[Collection entries]

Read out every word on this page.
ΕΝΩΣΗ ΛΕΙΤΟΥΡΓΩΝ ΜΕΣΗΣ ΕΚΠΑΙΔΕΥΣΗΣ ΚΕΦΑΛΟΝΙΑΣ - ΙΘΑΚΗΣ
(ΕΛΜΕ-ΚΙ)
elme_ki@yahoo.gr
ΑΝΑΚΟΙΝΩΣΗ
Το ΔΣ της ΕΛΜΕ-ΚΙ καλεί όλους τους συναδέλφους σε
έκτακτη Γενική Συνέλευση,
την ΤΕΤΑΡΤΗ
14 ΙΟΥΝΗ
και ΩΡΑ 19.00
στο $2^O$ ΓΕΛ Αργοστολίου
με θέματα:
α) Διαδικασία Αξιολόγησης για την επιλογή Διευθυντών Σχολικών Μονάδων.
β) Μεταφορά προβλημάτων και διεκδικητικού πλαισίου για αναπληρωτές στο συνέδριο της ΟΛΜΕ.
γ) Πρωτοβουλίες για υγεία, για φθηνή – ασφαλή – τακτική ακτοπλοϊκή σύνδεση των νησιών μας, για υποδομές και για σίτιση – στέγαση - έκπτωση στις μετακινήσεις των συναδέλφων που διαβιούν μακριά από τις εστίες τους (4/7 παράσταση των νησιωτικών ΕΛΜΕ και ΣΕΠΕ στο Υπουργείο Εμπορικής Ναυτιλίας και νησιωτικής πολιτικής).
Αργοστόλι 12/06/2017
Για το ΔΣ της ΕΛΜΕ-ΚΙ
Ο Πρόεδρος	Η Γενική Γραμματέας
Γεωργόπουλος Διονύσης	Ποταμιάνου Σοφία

- [Work to be completed]
Search the preceding listing for "τους" and extract every line where it is found.

- [Result of this exercise]
Το ΔΣ της ΕΛΜΕ-ΚΙ καλεί όλους τους συναδέλφους σε
γ) Πρωτοβουλίες για υγεία, για φθηνή – ασφαλή – τακτική ακτοπλοϊκή σύνδεση των νησιών μας, για υποδομές και για σίτιση – στέγαση - έκπτωση στις μετακινήσεις των συναδέλφων που διαβιούν μακριά από τις εστίες τους (4/7 παράσταση των νησιωτικών ΕΛΜΕ και ΣΕΠΕ στο Υπουργείο Εμπορικής Ναυτιλίας και νησιωτικής πολιτικής).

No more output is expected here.